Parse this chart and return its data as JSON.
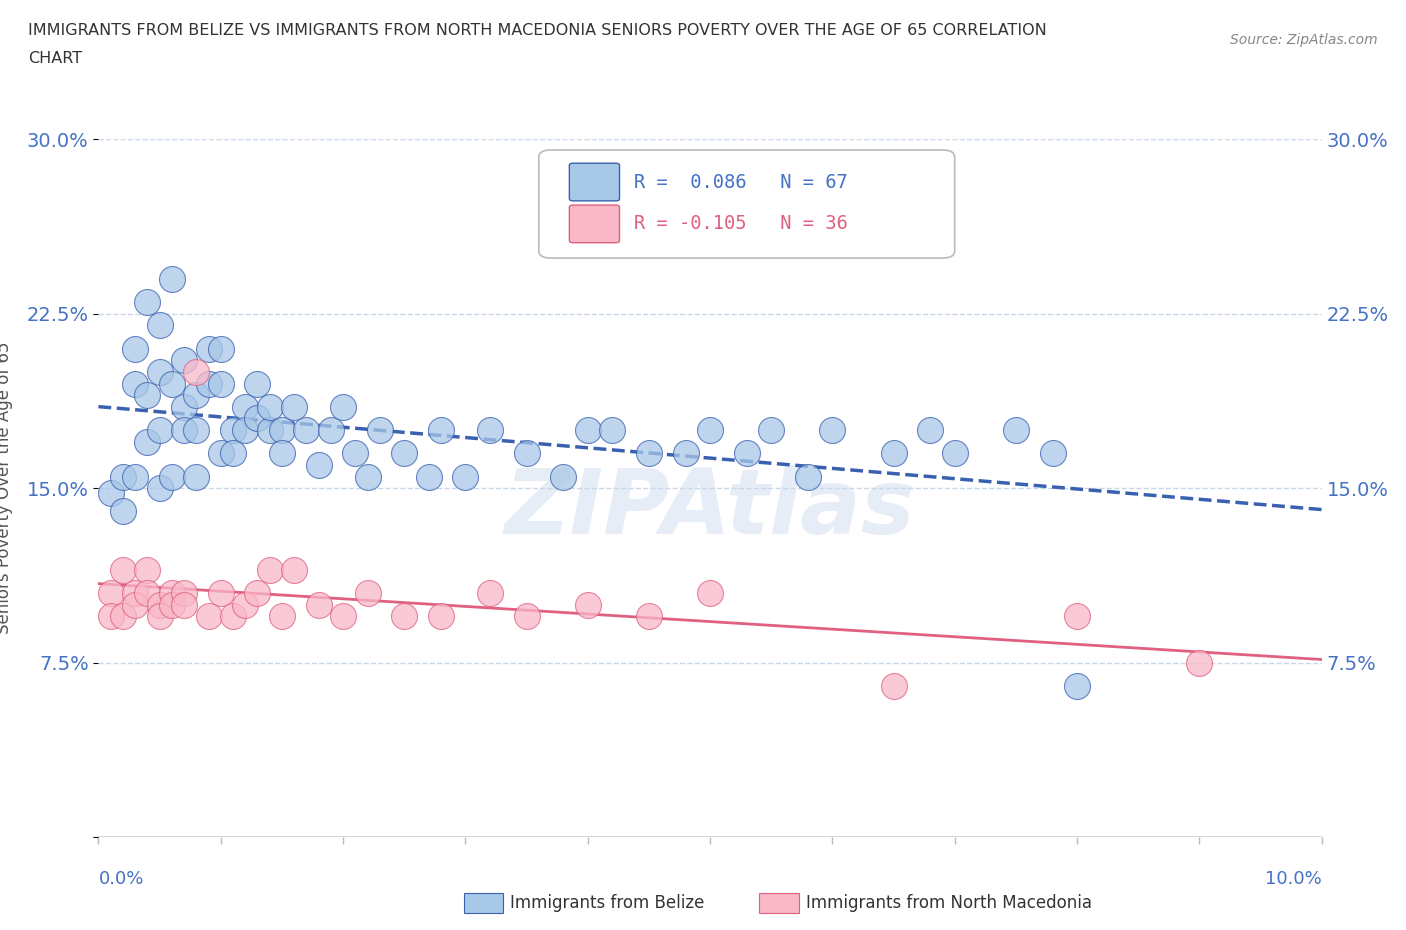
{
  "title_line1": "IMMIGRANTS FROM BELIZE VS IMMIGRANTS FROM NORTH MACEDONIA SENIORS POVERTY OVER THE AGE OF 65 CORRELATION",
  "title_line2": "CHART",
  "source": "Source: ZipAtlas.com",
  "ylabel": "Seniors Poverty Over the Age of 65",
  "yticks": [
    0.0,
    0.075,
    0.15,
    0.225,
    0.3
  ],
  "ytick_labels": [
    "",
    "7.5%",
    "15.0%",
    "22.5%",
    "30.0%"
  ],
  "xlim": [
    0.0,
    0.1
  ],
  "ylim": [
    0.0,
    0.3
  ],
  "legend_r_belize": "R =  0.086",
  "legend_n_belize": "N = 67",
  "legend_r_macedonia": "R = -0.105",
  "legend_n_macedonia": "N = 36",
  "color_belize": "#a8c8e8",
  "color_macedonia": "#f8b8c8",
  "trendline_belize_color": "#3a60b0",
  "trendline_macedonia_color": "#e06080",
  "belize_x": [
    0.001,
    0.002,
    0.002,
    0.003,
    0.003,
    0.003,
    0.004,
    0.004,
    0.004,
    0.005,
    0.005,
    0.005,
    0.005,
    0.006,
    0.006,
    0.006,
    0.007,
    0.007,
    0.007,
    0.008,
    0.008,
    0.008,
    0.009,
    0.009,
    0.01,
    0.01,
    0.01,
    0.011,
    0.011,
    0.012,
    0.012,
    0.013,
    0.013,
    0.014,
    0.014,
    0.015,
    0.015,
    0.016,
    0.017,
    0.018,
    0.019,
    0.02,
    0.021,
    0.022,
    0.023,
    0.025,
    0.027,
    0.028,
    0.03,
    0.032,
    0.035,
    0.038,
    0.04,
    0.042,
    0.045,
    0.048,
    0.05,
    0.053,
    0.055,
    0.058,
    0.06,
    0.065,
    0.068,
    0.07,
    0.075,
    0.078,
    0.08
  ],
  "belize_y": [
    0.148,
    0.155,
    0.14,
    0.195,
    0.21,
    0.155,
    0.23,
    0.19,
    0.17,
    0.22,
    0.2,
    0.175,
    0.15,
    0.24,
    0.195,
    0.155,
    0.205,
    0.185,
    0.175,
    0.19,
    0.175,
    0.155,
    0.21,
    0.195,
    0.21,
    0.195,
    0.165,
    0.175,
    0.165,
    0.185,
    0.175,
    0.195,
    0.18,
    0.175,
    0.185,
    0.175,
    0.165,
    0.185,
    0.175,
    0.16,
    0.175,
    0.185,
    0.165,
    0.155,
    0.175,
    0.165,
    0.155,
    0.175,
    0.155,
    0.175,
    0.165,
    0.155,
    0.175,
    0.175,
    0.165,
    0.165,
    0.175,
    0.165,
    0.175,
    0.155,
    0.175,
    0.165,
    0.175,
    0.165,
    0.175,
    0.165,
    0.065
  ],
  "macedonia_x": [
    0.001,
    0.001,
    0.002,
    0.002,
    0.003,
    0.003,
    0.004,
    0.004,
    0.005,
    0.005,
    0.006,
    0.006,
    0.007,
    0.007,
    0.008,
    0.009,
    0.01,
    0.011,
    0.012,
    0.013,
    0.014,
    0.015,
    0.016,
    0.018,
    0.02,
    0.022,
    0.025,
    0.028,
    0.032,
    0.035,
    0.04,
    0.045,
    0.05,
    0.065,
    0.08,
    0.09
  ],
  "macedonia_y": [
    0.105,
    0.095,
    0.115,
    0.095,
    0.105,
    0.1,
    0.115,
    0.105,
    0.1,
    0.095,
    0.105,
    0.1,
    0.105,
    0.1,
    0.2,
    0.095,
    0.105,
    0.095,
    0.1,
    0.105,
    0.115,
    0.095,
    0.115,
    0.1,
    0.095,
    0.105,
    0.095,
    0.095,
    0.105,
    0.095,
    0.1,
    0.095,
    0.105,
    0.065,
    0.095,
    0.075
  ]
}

────

_Exercise:_ Copy all the lines of data exactly as they appear, dropping any images.

_Answer to this task:_
Parse this chart and return its data as JSON.
{
  "title_line1": "IMMIGRANTS FROM BELIZE VS IMMIGRANTS FROM NORTH MACEDONIA SENIORS POVERTY OVER THE AGE OF 65 CORRELATION",
  "title_line2": "CHART",
  "source": "Source: ZipAtlas.com",
  "ylabel": "Seniors Poverty Over the Age of 65",
  "yticks": [
    0.0,
    0.075,
    0.15,
    0.225,
    0.3
  ],
  "ytick_labels": [
    "",
    "7.5%",
    "15.0%",
    "22.5%",
    "30.0%"
  ],
  "xlim": [
    0.0,
    0.1
  ],
  "ylim": [
    0.0,
    0.3
  ],
  "legend_r_belize": "R =  0.086",
  "legend_n_belize": "N = 67",
  "legend_r_macedonia": "R = -0.105",
  "legend_n_macedonia": "N = 36",
  "color_belize": "#a8c8e8",
  "color_macedonia": "#f8b8c8",
  "trendline_belize_color": "#3a60b0",
  "trendline_macedonia_color": "#e06080",
  "belize_x": [
    0.001,
    0.002,
    0.002,
    0.003,
    0.003,
    0.003,
    0.004,
    0.004,
    0.004,
    0.005,
    0.005,
    0.005,
    0.005,
    0.006,
    0.006,
    0.006,
    0.007,
    0.007,
    0.007,
    0.008,
    0.008,
    0.008,
    0.009,
    0.009,
    0.01,
    0.01,
    0.01,
    0.011,
    0.011,
    0.012,
    0.012,
    0.013,
    0.013,
    0.014,
    0.014,
    0.015,
    0.015,
    0.016,
    0.017,
    0.018,
    0.019,
    0.02,
    0.021,
    0.022,
    0.023,
    0.025,
    0.027,
    0.028,
    0.03,
    0.032,
    0.035,
    0.038,
    0.04,
    0.042,
    0.045,
    0.048,
    0.05,
    0.053,
    0.055,
    0.058,
    0.06,
    0.065,
    0.068,
    0.07,
    0.075,
    0.078,
    0.08
  ],
  "belize_y": [
    0.148,
    0.155,
    0.14,
    0.195,
    0.21,
    0.155,
    0.23,
    0.19,
    0.17,
    0.22,
    0.2,
    0.175,
    0.15,
    0.24,
    0.195,
    0.155,
    0.205,
    0.185,
    0.175,
    0.19,
    0.175,
    0.155,
    0.21,
    0.195,
    0.21,
    0.195,
    0.165,
    0.175,
    0.165,
    0.185,
    0.175,
    0.195,
    0.18,
    0.175,
    0.185,
    0.175,
    0.165,
    0.185,
    0.175,
    0.16,
    0.175,
    0.185,
    0.165,
    0.155,
    0.175,
    0.165,
    0.155,
    0.175,
    0.155,
    0.175,
    0.165,
    0.155,
    0.175,
    0.175,
    0.165,
    0.165,
    0.175,
    0.165,
    0.175,
    0.155,
    0.175,
    0.165,
    0.175,
    0.165,
    0.175,
    0.165,
    0.065
  ],
  "macedonia_x": [
    0.001,
    0.001,
    0.002,
    0.002,
    0.003,
    0.003,
    0.004,
    0.004,
    0.005,
    0.005,
    0.006,
    0.006,
    0.007,
    0.007,
    0.008,
    0.009,
    0.01,
    0.011,
    0.012,
    0.013,
    0.014,
    0.015,
    0.016,
    0.018,
    0.02,
    0.022,
    0.025,
    0.028,
    0.032,
    0.035,
    0.04,
    0.045,
    0.05,
    0.065,
    0.08,
    0.09
  ],
  "macedonia_y": [
    0.105,
    0.095,
    0.115,
    0.095,
    0.105,
    0.1,
    0.115,
    0.105,
    0.1,
    0.095,
    0.105,
    0.1,
    0.105,
    0.1,
    0.2,
    0.095,
    0.105,
    0.095,
    0.1,
    0.105,
    0.115,
    0.095,
    0.115,
    0.1,
    0.095,
    0.105,
    0.095,
    0.095,
    0.105,
    0.095,
    0.1,
    0.095,
    0.105,
    0.065,
    0.095,
    0.075
  ]
}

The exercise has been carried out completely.